**** Data supplied ****

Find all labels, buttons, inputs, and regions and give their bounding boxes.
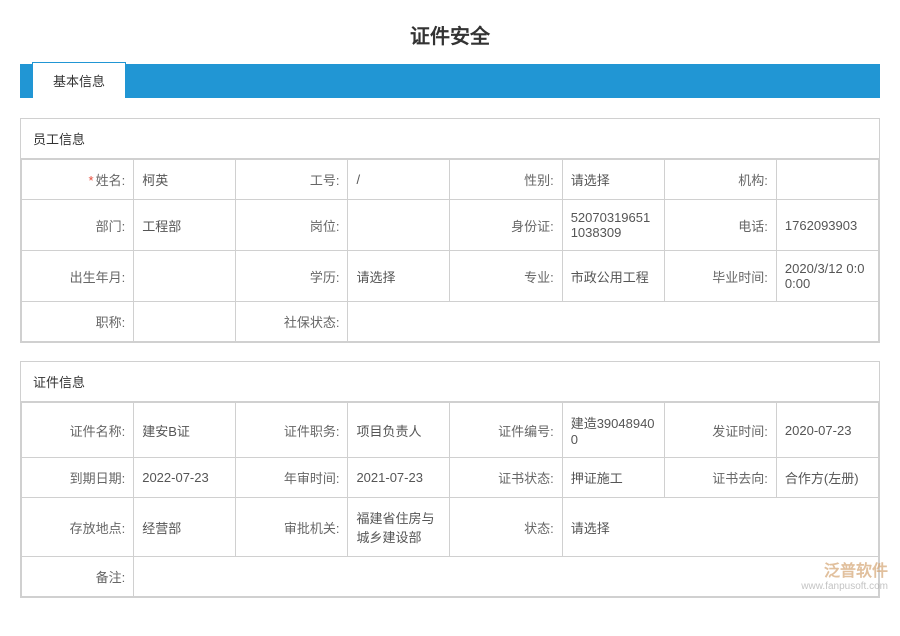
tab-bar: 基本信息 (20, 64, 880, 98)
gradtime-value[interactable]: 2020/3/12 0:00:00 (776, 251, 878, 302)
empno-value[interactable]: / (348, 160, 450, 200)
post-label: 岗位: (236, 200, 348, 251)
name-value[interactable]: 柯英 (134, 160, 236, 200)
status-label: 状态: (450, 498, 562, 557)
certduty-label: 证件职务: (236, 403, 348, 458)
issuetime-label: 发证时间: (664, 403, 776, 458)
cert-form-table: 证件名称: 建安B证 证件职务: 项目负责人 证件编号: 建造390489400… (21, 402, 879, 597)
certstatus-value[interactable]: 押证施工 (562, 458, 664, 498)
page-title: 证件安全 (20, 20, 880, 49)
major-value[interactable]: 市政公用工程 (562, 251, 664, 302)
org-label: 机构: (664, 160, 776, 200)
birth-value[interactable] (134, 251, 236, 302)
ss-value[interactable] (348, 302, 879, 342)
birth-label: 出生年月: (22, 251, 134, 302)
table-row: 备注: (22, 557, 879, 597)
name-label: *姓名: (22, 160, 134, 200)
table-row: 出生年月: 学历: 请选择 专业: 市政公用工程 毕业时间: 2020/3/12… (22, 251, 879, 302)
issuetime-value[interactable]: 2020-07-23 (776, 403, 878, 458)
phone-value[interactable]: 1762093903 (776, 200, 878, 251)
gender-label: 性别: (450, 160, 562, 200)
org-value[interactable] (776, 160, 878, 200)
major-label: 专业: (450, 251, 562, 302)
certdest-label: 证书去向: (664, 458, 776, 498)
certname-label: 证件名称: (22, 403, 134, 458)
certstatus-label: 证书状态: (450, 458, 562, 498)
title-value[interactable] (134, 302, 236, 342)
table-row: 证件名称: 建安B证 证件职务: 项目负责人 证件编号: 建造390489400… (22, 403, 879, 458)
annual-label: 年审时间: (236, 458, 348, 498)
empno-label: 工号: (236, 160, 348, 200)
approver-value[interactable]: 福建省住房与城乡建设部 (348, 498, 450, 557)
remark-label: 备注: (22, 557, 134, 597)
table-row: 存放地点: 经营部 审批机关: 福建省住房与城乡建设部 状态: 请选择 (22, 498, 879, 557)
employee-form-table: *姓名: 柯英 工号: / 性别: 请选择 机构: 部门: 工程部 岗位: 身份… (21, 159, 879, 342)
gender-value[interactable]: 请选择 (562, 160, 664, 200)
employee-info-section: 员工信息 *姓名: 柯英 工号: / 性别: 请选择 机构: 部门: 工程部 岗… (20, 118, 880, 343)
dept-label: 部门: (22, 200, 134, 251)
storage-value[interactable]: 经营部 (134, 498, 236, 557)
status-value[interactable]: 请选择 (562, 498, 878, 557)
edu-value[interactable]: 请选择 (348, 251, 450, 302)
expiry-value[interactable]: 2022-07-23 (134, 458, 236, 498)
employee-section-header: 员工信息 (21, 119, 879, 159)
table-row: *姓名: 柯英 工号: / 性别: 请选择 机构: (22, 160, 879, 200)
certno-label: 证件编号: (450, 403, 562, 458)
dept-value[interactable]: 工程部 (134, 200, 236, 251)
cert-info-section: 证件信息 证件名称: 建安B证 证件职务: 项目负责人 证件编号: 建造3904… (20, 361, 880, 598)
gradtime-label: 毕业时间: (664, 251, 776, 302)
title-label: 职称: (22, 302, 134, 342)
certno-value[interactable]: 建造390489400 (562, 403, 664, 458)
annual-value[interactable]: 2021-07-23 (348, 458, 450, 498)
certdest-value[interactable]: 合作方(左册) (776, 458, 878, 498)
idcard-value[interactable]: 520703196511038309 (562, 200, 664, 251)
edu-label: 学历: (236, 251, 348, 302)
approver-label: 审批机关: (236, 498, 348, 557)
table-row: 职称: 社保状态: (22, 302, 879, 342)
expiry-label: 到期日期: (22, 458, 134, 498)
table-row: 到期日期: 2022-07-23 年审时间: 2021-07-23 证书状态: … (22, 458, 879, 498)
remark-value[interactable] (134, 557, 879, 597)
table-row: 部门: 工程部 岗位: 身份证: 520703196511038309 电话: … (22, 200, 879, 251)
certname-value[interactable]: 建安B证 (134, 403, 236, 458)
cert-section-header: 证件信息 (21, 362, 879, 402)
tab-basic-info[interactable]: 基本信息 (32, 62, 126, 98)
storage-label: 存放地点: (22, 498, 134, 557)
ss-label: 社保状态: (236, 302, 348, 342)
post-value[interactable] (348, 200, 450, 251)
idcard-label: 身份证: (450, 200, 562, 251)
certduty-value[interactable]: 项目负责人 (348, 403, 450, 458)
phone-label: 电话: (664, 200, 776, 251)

****

**Written request**
Print the records above again, line for line and unchanged, but leave out the picture.

**The answer**
Find all labels, buttons, inputs, and regions and give their bounding boxes.
tab-bar: 基本信息 (20, 64, 880, 98)
gradtime-value[interactable]: 2020/3/12 0:00:00 (776, 251, 878, 302)
empno-value[interactable]: / (348, 160, 450, 200)
post-label: 岗位: (236, 200, 348, 251)
name-value[interactable]: 柯英 (134, 160, 236, 200)
status-label: 状态: (450, 498, 562, 557)
certduty-label: 证件职务: (236, 403, 348, 458)
issuetime-label: 发证时间: (664, 403, 776, 458)
cert-form-table: 证件名称: 建安B证 证件职务: 项目负责人 证件编号: 建造390489400… (21, 402, 879, 597)
certstatus-value[interactable]: 押证施工 (562, 458, 664, 498)
page-title: 证件安全 (20, 20, 880, 49)
major-value[interactable]: 市政公用工程 (562, 251, 664, 302)
org-label: 机构: (664, 160, 776, 200)
birth-value[interactable] (134, 251, 236, 302)
ss-value[interactable] (348, 302, 879, 342)
birth-label: 出生年月: (22, 251, 134, 302)
table-row: 备注: (22, 557, 879, 597)
name-label: *姓名: (22, 160, 134, 200)
table-row: 出生年月: 学历: 请选择 专业: 市政公用工程 毕业时间: 2020/3/12… (22, 251, 879, 302)
issuetime-value[interactable]: 2020-07-23 (776, 403, 878, 458)
phone-value[interactable]: 1762093903 (776, 200, 878, 251)
gender-label: 性别: (450, 160, 562, 200)
org-value[interactable] (776, 160, 878, 200)
major-label: 专业: (450, 251, 562, 302)
certdest-label: 证书去向: (664, 458, 776, 498)
certname-label: 证件名称: (22, 403, 134, 458)
certstatus-label: 证书状态: (450, 458, 562, 498)
title-value[interactable] (134, 302, 236, 342)
table-row: 证件名称: 建安B证 证件职务: 项目负责人 证件编号: 建造390489400… (22, 403, 879, 458)
annual-label: 年审时间: (236, 458, 348, 498)
empno-label: 工号: (236, 160, 348, 200)
approver-value[interactable]: 福建省住房与城乡建设部 (348, 498, 450, 557)
remark-label: 备注: (22, 557, 134, 597)
table-row: 存放地点: 经营部 审批机关: 福建省住房与城乡建设部 状态: 请选择 (22, 498, 879, 557)
employee-form-table: *姓名: 柯英 工号: / 性别: 请选择 机构: 部门: 工程部 岗位: 身份… (21, 159, 879, 342)
gender-value[interactable]: 请选择 (562, 160, 664, 200)
employee-info-section: 员工信息 *姓名: 柯英 工号: / 性别: 请选择 机构: 部门: 工程部 岗… (20, 118, 880, 343)
dept-label: 部门: (22, 200, 134, 251)
storage-value[interactable]: 经营部 (134, 498, 236, 557)
status-value[interactable]: 请选择 (562, 498, 878, 557)
edu-value[interactable]: 请选择 (348, 251, 450, 302)
expiry-value[interactable]: 2022-07-23 (134, 458, 236, 498)
employee-section-header: 员工信息 (21, 119, 879, 159)
table-row: *姓名: 柯英 工号: / 性别: 请选择 机构: (22, 160, 879, 200)
certno-label: 证件编号: (450, 403, 562, 458)
dept-value[interactable]: 工程部 (134, 200, 236, 251)
cert-info-section: 证件信息 证件名称: 建安B证 证件职务: 项目负责人 证件编号: 建造3904… (20, 361, 880, 598)
gradtime-label: 毕业时间: (664, 251, 776, 302)
title-label: 职称: (22, 302, 134, 342)
certno-value[interactable]: 建造390489400 (562, 403, 664, 458)
annual-value[interactable]: 2021-07-23 (348, 458, 450, 498)
certdest-value[interactable]: 合作方(左册) (776, 458, 878, 498)
idcard-value[interactable]: 520703196511038309 (562, 200, 664, 251)
edu-label: 学历: (236, 251, 348, 302)
approver-label: 审批机关: (236, 498, 348, 557)
table-row: 职称: 社保状态: (22, 302, 879, 342)
expiry-label: 到期日期: (22, 458, 134, 498)
table-row: 到期日期: 2022-07-23 年审时间: 2021-07-23 证书状态: … (22, 458, 879, 498)
remark-value[interactable] (134, 557, 879, 597)
table-row: 部门: 工程部 岗位: 身份证: 520703196511038309 电话: … (22, 200, 879, 251)
certname-value[interactable]: 建安B证 (134, 403, 236, 458)
cert-section-header: 证件信息 (21, 362, 879, 402)
tab-basic-info[interactable]: 基本信息 (32, 62, 126, 98)
storage-label: 存放地点: (22, 498, 134, 557)
ss-label: 社保状态: (236, 302, 348, 342)
post-value[interactable] (348, 200, 450, 251)
idcard-label: 身份证: (450, 200, 562, 251)
certduty-value[interactable]: 项目负责人 (348, 403, 450, 458)
phone-label: 电话: (664, 200, 776, 251)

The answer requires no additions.